-- START OF Extracted text --
By Tom Travis
The American Academy of Poets has chosen Flint’s Poet Laureate, Semaj Brown, as one of 2021 Poet Laureate Fellows. Brown was chosen along with 22 other Poets Laureate from across the country. Each of the winners will receive $50,000 for their literary work as well as a project of their choosing with a “civic focus.”
“I thank you all. Also thank you to the Academy of American Poets. To the Dreamers, and the dreamless, to the faithful and the faithless, to those who know, and to those who seek to those who turn things up downside in, and to those who carry tradition in gnarled knuckles…
“Poetry is my 2nd language, spiritual dialect, way of being; it is a cultural life raft for our community – the golden root tip of blood, of bones, and that combustible joy ignited in the spine of fire laughter. Thank you for accepting my offerings, as my service is my practice,” Brown wrote in a thank you note to Flint.
Brown has graced Flint through her passionate talent with the power of words for nearly three years. She became Flint’s first Poet Laureate through proclamation in September 2019 by then-Flint Mayor Karen Weaver.
Celebrating with a “cacophony of sound”
Brown said she found out about the award in a phone call from Jennifer Benka, president of the American Academy of Poets (AAP). Benka told Brown that they have been “watching her and seeing her work” and the AAP had chosen her to be one of the recipients of the 2021 award.
Brown described that phone call by saying at first she was quiet “I couldn’t believe it!” she said.
Then Brown, gasping, said “I just started acting goofy and all of us on the phone were celebrating. There was a cacophony of sound.”
Civic focus for Flint’s Poet Laureate
The Poetry Pod Project (P3) will be the civic focus of Brown’s AAP award.
On her newsletter, Brown describes the project like this: “To understand the structural and systemic, seemingly insurmountable scourge of illiteracy, and yet despite barriers organize and implement sustainable poetry programming throughout the City of Flint is the goal. To ignite, to foment a culture of poetry, and thus literacy is the mission. To impart programming designed to increase reading and writing skills while integrating arts and sciences is the innovation.”
-- END OF Extracted text --
-- START OF Entries shown --
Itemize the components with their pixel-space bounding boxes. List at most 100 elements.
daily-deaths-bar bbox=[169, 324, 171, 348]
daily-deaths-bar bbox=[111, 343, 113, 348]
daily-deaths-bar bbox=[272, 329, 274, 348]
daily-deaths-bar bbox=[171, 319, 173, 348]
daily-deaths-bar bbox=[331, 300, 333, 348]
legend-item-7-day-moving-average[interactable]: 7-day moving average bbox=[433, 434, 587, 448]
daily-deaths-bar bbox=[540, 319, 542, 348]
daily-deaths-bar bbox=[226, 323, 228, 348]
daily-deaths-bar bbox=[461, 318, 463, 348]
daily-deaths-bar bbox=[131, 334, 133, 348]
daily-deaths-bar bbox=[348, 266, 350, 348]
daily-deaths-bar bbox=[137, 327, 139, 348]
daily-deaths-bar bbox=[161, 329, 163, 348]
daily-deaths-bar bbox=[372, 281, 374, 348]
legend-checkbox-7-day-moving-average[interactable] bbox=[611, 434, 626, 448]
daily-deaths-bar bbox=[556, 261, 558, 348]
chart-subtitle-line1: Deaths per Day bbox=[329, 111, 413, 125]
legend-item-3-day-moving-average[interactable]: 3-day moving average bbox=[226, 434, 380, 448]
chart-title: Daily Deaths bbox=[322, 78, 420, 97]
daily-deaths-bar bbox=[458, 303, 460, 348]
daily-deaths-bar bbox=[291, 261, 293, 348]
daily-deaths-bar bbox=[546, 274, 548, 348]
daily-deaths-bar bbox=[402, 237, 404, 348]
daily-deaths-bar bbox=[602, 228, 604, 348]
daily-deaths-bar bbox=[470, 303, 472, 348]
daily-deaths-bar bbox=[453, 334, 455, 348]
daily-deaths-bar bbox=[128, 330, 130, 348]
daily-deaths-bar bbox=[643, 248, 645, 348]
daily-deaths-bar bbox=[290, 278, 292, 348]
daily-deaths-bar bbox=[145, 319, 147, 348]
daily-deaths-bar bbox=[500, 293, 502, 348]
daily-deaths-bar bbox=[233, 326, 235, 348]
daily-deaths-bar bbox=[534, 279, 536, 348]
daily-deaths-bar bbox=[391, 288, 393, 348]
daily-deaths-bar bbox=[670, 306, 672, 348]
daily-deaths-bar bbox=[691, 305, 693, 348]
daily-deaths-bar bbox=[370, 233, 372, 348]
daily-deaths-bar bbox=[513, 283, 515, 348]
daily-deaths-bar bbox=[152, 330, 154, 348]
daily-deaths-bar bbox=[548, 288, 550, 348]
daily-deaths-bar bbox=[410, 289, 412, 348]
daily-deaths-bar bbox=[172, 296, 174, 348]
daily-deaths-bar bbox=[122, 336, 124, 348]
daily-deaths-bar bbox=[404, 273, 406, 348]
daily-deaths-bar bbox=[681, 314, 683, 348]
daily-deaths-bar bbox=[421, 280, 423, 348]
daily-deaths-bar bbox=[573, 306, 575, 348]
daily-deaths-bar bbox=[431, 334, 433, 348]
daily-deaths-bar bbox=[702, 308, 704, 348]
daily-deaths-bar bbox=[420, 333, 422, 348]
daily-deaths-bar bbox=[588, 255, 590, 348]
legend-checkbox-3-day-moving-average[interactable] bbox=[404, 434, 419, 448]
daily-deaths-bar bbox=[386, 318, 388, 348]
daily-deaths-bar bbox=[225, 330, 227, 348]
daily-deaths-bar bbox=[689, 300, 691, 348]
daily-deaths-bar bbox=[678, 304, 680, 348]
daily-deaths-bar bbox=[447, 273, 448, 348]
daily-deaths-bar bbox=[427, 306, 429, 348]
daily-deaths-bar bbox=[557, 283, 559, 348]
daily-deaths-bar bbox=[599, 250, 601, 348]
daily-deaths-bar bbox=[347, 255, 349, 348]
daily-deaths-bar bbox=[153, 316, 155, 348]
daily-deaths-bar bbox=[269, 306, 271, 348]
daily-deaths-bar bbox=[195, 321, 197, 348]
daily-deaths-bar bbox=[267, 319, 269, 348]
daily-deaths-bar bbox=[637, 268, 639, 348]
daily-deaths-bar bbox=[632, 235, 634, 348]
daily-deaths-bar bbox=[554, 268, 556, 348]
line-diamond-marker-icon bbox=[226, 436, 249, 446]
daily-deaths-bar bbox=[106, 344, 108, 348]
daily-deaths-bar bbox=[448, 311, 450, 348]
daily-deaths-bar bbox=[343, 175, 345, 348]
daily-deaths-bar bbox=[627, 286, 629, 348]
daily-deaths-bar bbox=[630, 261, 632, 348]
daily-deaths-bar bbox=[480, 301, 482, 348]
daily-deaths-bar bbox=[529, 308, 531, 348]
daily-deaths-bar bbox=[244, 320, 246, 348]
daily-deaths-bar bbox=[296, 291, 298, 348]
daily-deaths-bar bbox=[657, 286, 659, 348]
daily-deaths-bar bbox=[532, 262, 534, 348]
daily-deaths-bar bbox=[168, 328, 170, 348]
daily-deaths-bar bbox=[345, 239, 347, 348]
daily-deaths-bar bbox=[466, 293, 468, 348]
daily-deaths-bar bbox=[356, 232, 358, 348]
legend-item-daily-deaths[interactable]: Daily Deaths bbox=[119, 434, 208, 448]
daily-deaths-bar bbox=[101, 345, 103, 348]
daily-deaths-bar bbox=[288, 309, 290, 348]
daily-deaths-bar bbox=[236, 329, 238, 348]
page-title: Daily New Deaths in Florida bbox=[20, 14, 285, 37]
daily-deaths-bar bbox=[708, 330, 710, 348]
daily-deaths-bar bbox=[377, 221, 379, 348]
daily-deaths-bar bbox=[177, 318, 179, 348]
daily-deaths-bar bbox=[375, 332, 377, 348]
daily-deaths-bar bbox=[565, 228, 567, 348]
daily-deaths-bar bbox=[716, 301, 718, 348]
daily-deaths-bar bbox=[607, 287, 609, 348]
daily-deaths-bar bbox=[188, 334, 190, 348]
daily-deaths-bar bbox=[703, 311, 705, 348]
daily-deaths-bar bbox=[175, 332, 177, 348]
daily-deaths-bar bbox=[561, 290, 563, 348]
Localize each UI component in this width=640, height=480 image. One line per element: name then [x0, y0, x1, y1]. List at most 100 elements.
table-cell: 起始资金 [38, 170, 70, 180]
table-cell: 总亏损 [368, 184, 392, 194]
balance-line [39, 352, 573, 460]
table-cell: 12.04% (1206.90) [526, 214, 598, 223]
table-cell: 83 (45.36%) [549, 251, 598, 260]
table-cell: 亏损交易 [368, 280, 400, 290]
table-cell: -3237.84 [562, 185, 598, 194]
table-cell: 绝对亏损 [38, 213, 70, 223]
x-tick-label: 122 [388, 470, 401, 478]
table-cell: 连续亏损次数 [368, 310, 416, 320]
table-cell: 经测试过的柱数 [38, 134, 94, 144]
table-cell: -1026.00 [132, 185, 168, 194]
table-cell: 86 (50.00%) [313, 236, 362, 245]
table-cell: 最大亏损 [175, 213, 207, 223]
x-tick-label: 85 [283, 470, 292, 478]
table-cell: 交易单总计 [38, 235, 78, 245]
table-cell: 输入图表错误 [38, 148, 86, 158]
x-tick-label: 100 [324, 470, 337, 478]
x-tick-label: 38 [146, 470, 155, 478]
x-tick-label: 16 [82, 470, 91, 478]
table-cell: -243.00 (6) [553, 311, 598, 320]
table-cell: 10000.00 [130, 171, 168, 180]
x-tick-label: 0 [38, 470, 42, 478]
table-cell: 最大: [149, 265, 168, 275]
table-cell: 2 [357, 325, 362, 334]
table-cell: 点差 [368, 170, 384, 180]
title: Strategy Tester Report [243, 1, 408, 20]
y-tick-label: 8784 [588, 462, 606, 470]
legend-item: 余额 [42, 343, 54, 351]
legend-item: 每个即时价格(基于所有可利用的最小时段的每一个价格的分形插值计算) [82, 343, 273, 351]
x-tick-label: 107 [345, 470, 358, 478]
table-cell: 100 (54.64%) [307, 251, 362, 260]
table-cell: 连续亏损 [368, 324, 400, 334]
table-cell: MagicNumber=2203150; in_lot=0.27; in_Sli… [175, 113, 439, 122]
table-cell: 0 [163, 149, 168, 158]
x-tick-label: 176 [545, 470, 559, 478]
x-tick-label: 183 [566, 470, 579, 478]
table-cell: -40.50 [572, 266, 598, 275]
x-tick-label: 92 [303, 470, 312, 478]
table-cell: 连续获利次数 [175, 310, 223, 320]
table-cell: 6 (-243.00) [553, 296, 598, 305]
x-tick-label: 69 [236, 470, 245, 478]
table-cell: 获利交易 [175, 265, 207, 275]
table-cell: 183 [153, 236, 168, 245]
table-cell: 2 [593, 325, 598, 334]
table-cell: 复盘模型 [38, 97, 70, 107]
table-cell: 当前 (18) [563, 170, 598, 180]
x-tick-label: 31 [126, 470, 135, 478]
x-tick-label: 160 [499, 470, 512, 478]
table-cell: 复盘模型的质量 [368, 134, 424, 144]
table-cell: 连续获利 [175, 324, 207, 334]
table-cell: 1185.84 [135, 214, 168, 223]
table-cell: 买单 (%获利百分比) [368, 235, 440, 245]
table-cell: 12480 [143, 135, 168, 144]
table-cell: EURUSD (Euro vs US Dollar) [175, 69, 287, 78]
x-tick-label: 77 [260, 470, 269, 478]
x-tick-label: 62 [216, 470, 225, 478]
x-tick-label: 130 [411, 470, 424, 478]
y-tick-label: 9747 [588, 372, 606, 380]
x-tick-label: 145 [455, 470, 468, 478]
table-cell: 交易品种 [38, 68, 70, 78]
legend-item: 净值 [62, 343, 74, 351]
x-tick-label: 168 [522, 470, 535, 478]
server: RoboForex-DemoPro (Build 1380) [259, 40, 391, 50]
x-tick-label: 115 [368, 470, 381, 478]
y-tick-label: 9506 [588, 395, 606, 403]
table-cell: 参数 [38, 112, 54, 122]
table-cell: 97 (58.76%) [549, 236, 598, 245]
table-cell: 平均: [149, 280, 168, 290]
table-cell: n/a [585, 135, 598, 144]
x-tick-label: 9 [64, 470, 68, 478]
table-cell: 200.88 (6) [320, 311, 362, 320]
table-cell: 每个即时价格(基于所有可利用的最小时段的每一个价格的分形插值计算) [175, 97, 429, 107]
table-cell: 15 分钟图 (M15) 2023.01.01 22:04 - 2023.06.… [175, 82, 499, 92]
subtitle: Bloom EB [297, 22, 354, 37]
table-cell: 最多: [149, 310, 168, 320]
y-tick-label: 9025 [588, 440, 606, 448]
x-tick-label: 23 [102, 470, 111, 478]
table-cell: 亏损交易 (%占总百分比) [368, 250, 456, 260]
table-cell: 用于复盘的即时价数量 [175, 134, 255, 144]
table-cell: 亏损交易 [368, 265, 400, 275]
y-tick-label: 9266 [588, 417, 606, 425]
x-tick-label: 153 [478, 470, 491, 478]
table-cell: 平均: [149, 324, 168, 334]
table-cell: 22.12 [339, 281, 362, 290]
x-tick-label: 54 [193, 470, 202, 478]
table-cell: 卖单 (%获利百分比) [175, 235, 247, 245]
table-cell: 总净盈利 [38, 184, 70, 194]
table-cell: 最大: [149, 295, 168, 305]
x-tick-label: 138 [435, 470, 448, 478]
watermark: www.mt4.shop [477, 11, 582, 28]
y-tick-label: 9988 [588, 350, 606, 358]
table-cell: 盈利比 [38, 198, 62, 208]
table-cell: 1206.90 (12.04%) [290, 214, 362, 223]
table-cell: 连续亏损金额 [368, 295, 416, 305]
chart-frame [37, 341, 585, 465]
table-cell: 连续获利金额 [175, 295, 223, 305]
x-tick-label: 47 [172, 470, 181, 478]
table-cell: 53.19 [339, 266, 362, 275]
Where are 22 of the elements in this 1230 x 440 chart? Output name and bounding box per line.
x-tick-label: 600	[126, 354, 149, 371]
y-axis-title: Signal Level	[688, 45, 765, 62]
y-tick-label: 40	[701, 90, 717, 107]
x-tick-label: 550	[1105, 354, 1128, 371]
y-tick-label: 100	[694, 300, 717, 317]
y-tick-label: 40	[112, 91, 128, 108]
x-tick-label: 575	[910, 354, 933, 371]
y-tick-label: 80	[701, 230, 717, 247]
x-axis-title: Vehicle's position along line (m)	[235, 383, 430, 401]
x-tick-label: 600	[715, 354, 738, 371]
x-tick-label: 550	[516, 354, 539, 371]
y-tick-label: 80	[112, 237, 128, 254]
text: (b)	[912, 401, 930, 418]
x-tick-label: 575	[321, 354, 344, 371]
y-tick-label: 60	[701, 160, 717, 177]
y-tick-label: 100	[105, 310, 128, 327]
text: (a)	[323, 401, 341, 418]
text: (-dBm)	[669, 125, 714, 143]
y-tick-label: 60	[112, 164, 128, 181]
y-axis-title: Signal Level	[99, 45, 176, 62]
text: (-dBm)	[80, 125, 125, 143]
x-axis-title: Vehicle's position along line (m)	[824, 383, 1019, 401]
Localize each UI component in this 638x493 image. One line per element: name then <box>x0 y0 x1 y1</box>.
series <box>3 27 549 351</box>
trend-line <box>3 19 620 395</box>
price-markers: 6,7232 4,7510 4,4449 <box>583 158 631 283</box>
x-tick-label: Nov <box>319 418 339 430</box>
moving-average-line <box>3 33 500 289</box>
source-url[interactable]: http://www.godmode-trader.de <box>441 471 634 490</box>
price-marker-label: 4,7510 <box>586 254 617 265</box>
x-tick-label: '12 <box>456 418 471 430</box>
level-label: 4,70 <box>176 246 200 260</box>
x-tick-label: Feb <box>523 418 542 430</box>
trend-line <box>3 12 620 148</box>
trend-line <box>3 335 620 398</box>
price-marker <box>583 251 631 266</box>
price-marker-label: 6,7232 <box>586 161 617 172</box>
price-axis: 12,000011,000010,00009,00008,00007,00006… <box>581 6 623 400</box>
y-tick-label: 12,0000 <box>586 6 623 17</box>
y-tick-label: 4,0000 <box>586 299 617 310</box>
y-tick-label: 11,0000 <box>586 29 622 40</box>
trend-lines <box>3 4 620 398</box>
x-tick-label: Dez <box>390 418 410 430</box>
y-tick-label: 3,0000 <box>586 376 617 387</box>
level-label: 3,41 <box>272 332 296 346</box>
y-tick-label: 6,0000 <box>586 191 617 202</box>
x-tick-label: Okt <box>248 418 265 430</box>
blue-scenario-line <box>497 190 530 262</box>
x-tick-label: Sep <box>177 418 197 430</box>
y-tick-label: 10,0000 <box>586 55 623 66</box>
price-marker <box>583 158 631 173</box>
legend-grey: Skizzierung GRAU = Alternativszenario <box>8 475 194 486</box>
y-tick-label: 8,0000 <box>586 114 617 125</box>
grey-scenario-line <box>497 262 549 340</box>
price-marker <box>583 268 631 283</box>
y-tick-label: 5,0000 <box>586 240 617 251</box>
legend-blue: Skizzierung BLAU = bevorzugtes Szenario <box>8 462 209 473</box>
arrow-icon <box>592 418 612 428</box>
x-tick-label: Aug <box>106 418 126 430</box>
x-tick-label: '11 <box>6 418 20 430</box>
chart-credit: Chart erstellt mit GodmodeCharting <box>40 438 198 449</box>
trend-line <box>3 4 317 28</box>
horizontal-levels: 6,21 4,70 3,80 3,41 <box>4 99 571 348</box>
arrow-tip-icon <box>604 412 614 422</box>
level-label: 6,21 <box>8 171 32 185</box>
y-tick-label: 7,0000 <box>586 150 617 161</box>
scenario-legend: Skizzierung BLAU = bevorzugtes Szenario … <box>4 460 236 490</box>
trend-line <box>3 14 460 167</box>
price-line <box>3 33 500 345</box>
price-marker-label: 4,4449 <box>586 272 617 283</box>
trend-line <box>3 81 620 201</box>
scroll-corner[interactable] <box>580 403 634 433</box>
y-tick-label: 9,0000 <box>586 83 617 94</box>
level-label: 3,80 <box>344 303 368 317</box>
-- END OF Entries shown --
Written request 1:
Reproduce the passage of the article on Flint's Poet Laureate starting at "Celebrating with a" and ending at "the 2021 award.".
Written request 2:
According to the article on Flint's Poet Laureate, who made Semaj Brown the city's first Poet Laureate, and when?

Finished answer 1:
Celebrating with a “cacophony of sound”
Brown said she found out about the award in a phone call from Jennifer Benka, president of the American Academy of Poets (AAP). Benka told Brown that they have been “watching her and seeing her work” and the AAP had chosen her to be one of the recipients of the 2021 award.

Finished answer 2:
Then-Flint Mayor Karen Weaver named her by proclamation in September 2019.